*** PROVIDED PASSAGE ***
Dom Fripp is senior metadata curation developer at Jisc and part of the UKRDDS team. Dom has written the following post to describe the core metadata profile developed for the Discovery Service.
By way of introducing myself and my role within Jisc, I’d like to cover some of the work I’ve been doing over the last few weeks in developing a core metadata schema that underpins the UK Research Data Discovery Service.
The early phase of this project focussed on gathering use cases and requirements from our participating pilot universities and data centres. Having a clear set of prioritised requirements has helped ensure that we can develop a Discovery Service that meets the needs of our users.
The early metadata work in the project, arising from Phase 1 and further developed by the Technical and Metadata advisory group in this second phase, looked at appropriate technical standards for the repositories and the service to work together coherently.
Once the selection of CKAN had been made as the solution for the portal, it was essential to draft a metadata schema that fulfilled the following criteria:
- Meets user requirements (based on the evidence provided by use cases and correlation with common fields in use across the research data domain).
- Simple enough (in core form) to map onto the CKAN instance that underpins the portal.
- Based on existing schemas (and good practice) in use across the international research data discovery domain.
- Flexible enough to develop along with new service and user needs.
Metadata fields arising from user requirements
To assess which metadata fields were required, the user requirements were examined systematically and in the context of commonly used fields (here’s where some cataloguer background experience really helped). This was made on the basis of studying various related schema for research data discovery, and experience of researcher needs and use of a research data repository.
Data relating to the mandatory fields was generated using some content analysis functionality in OpenRefine on a variety of sourced schema in use for research data aggregators around the world.
The fields and UR information shown are specific cases where the requirement demands a particular field to fulfill it. There are several URs that demand multiple fields and a rich metadata schema but these have not been quantified.
related objects | Geographical coordinates | subject | Publisher |
Unique Resource Identifier | Description | Funder | format |
Creator | keywords | Organisation | license |
Table 1: Fields arising from user requirements
Related objects is a place-holder field by which the group can decide on a package of fields that can best facilitate the linkage between associated records, datasets and outputs as documented in the user requirements. In further discussion about the schema it was decided to adopt a similar approach to Datacite, whose schema permits the addition.
*** RECORDS FOR THE TASK ***
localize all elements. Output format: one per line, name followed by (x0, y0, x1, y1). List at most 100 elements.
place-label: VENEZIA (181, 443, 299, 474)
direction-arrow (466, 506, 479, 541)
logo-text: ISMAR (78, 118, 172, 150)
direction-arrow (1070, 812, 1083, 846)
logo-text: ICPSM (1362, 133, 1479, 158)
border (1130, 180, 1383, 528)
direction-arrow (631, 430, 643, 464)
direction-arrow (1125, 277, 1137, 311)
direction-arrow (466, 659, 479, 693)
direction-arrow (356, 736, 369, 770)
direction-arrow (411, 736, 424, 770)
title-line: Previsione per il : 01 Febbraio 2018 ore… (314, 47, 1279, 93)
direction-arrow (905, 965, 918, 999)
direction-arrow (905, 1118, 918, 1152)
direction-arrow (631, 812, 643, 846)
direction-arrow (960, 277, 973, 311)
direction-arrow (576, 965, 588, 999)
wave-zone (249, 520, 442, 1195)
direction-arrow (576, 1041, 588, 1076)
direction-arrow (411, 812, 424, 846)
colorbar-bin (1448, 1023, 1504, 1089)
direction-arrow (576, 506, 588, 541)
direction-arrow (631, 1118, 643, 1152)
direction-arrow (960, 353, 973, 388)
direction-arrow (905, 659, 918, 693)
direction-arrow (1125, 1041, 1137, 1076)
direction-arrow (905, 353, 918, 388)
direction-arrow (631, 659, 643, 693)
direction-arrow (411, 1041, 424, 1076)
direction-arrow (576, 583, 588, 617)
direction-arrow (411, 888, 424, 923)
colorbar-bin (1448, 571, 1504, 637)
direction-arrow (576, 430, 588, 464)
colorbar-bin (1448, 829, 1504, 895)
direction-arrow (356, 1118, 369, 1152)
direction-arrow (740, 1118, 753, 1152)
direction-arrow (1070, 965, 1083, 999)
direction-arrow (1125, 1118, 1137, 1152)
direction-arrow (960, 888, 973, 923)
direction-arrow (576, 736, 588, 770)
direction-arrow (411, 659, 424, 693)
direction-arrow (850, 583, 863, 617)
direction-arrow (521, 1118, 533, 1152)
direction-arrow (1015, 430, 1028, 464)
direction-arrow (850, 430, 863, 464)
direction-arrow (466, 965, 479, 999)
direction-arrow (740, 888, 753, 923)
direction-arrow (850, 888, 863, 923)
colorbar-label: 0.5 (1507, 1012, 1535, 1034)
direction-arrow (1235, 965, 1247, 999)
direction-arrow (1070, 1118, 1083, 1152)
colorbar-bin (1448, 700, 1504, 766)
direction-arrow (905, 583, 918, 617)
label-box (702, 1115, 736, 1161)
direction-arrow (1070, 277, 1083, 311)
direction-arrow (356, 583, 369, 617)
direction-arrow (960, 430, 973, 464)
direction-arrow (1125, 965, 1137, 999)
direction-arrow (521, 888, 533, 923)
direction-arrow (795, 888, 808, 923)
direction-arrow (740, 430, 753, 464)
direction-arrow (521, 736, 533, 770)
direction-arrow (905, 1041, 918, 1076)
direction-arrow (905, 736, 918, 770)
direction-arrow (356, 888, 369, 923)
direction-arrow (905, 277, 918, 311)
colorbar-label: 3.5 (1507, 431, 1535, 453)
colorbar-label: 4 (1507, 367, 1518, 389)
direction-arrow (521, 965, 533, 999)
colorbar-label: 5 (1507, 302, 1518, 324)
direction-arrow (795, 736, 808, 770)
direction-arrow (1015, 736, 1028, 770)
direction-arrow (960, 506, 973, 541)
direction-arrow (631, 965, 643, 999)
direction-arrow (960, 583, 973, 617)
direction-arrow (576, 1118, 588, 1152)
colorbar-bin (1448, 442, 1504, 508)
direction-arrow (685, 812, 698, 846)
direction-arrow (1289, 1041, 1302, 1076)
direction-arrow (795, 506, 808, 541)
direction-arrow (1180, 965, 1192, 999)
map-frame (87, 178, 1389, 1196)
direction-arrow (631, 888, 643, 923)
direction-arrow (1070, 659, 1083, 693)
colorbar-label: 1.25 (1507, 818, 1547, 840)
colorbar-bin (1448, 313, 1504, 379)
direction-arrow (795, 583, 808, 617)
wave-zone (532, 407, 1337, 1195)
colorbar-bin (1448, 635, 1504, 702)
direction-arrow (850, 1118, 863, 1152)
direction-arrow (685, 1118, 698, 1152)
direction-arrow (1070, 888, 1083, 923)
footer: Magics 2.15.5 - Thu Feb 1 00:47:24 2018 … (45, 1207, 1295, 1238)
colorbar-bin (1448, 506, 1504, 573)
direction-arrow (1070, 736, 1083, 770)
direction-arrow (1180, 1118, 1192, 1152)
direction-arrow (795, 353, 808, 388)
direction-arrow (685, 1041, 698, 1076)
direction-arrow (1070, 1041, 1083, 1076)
***
[PROMPT 1] Format the rows, everything from the first one down to the one containing "direction-arrow (905, 1118, 918, 1152)", as a Markdown table with the columns Nr and Line, leaving out any blank lines.
[PROMPT 2] Resume the post on the Discovery Service metadata schema from the point where it stops.

[WRITTEN REPLY 1]
| Nr | Line |
|---|---|
| 1 | localize all elements. Output format: one per line, name followed by (x0, y0, x1, y1). List at most 100 elements. |
| 2 | place-label: VENEZIA (181, 443, 299, 474) |
| 3 | direction-arrow (466, 506, 479, 541) |
| 4 | logo-text: ISMAR (78, 118, 172, 150) |
| 5 | direction-arrow (1070, 812, 1083, 846) |
| 6 | logo-text: ICPSM (1362, 133, 1479, 158) |
| 7 | border (1130, 180, 1383, 528) |
| 8 | direction-arrow (631, 430, 643, 464) |
| 9 | direction-arrow (1125, 277, 1137, 311) |
| 10 | direction-arrow (466, 659, 479, 693) |
| 11 | direction-arrow (356, 736, 369, 770) |
| 12 | direction-arrow (411, 736, 424, 770) |
| 13 | title-line: Previsione per il : 01 Febbraio 2018 ore… (314, 47, 1279, 93) |
| 14 | direction-arrow (905, 965, 918, 999) |
| 15 | direction-arrow (905, 1118, 918, 1152) |

[WRITTEN REPLY 2]
This was contextualised with the broader Dublin Core approach to rights, which permits free text to be added, if specific identifiers are unknown or unavailable.
Evaluating existing schemas
An integral part of the metadata project work was to assess other schemas in use in other research data projects around the world, looking for evidence of community and best practice to creating a schema. The objective of this work was not to invent something new, but incorporate well established metadata practices from the burgeoning research data discovery movement. Parallel to this, richer and more mature schemas were also analysed for commonalities, standardisations and suitable vocabularies.
Eight metadata schema were assessed for mandatory fields. These were Datacite, EU Data Portal, ANDS, EUDAT (B2FIND), ETSIN, INSPIRE, ReCollect and DDI Lite.
The first task was to prepare the schemas for comparison, which meant making an evaluation of same titled fields to ensure the meaning and function was equivalent. Then the fields were clustered using k-nearest neighbour algorithms using OpenRefine.
The application of these algorithms was to find common terms between the eight lists of mandatory metadata fields. The logic was to establish what mandatory fields were most used in schema and demonstrate the statistical importance in the schema landscape, rather than the specifics of the local schema solution.
type | 8 | language | 2 | 1 | |
name | 5 | owner | 2 | group | 1 |
title | 5 | registry objects | 2 | notes | 1 |
description | 4 | Rights | 2 | Organisation | 1 |
location | 4 | Subject | 2 | originating source | 1 |
related objects | 4 | abstract | 1 | Publication status | 1 |
Keywords | 3 | agent | 1 | PublicationYear | 1 |
License | 3 | collection type | 1 | Publisher | 1 |
access | 2 | content | 1 | terms of use | 1 |
Contact | 2 | Creator | 1 | url | 1 |
Identifier | 2 | Divisions | 1 | version | 1 |
Table 2: Mandatory fields across schema
Any field that occurs more than once was incorporated into the schema. Other fields of value 1 that corresponded with fields established in the user requirements were already included on that basis. This selection process was based on popularity only. There was no judgement made about the usefulness of fields. Any field made mandatory in a research data related metadata schema is considered an important indicator of best practice.
Draft schema
When all of this work was complete, it was no surprise (and in itself, a strong clue about emergent practice) that the schema looked a lot like Datacite. There was a great deal of overlap, also Dublin Core, as one might expect given the objective of reusing fields emerging from good practice. This ranged from the adoption of the core fields required for citation to the burgeoning area of interoperable IDs such as ORCiD, Crossref and ORGiD. Datacite and Dublin Core offered up neat controlled vocabularies for some fields that were already in use and would be retained.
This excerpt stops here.